OBJECTIVE. Below are some records. Say how many of their lines include the string "tasodifiy", giving only the number.

## BEGIN RECORDS FOR PROCESSING

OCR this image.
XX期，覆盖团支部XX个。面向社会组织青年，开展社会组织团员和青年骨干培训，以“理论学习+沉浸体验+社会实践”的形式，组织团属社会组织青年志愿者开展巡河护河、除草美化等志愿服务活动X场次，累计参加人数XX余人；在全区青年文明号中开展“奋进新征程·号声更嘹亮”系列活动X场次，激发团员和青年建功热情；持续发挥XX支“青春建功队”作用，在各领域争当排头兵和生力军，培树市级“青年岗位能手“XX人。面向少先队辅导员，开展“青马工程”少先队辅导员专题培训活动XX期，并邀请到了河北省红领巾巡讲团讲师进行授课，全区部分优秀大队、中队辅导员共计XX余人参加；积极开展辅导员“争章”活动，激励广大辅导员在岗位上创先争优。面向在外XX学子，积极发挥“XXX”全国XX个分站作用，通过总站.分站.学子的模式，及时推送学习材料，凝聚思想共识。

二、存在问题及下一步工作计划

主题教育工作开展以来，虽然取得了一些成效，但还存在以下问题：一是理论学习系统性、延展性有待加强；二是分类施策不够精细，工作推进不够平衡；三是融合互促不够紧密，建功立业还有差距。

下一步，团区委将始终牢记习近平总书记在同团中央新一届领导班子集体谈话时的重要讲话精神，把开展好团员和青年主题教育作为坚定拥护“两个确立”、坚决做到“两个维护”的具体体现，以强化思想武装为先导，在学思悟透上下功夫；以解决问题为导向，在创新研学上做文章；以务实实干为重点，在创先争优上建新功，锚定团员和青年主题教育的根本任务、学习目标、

## END RECORDS FOR PROCESSING
## BEGIN RECORDS FOR PROCESSING

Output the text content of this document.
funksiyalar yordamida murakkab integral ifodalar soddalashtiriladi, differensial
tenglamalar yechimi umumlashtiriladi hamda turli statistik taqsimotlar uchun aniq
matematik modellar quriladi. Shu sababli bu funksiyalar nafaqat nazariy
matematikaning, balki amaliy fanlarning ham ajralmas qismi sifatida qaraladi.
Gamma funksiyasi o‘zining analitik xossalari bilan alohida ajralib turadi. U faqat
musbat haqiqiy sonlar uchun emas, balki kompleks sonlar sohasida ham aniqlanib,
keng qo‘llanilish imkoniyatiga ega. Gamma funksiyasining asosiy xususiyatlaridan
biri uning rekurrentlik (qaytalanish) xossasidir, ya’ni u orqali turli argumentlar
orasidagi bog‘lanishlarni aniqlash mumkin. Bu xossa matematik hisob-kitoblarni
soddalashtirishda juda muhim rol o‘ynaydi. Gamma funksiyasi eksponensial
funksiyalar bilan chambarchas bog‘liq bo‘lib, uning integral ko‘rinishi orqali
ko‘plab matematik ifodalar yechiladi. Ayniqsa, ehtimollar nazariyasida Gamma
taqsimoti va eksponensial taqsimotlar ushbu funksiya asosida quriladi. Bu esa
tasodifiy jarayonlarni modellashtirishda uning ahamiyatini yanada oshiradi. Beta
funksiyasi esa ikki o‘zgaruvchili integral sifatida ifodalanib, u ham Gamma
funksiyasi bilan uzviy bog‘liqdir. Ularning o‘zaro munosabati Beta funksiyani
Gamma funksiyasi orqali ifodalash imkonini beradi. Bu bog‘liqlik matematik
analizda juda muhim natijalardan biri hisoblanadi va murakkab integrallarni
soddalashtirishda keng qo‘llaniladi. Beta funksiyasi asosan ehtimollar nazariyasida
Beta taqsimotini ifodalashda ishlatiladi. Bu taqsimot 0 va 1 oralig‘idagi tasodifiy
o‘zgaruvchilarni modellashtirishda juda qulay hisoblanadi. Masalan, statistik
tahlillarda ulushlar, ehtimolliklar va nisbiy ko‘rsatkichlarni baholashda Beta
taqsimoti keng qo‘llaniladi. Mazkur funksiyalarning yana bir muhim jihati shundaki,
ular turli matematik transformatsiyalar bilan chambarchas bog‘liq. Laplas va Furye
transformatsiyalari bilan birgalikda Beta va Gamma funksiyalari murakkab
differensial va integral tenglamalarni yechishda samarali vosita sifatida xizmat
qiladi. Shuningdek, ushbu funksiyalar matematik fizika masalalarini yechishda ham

## END RECORDS FOR PROCESSING
## BEGIN RECORDS FOR PROCESSING

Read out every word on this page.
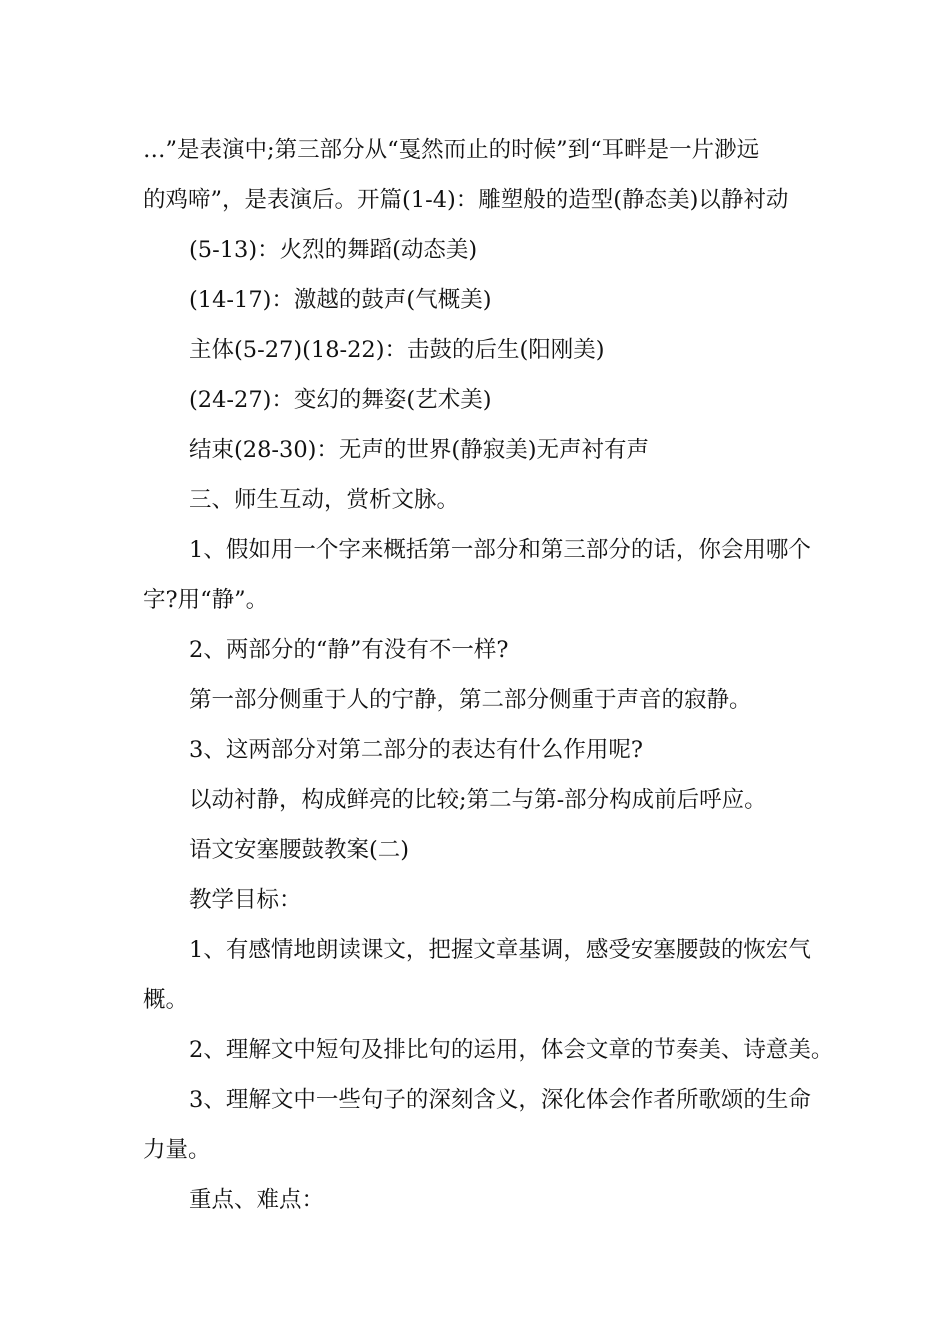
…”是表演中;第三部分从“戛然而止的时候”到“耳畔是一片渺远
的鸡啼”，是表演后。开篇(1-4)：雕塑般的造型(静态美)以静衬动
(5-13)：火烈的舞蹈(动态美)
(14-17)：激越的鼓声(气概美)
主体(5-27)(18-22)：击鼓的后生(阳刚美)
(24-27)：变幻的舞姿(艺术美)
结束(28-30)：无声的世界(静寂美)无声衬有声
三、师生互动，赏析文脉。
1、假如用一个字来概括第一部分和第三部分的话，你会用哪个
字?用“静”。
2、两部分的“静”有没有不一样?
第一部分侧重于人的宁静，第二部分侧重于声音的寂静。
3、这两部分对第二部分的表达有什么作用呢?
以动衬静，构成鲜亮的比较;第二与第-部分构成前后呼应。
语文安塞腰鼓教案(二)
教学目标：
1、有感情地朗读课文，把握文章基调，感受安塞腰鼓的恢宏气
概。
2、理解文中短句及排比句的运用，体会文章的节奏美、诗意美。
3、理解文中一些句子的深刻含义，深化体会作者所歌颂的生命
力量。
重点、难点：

## END RECORDS FOR PROCESSING

EXERCISE SOLUTION. 2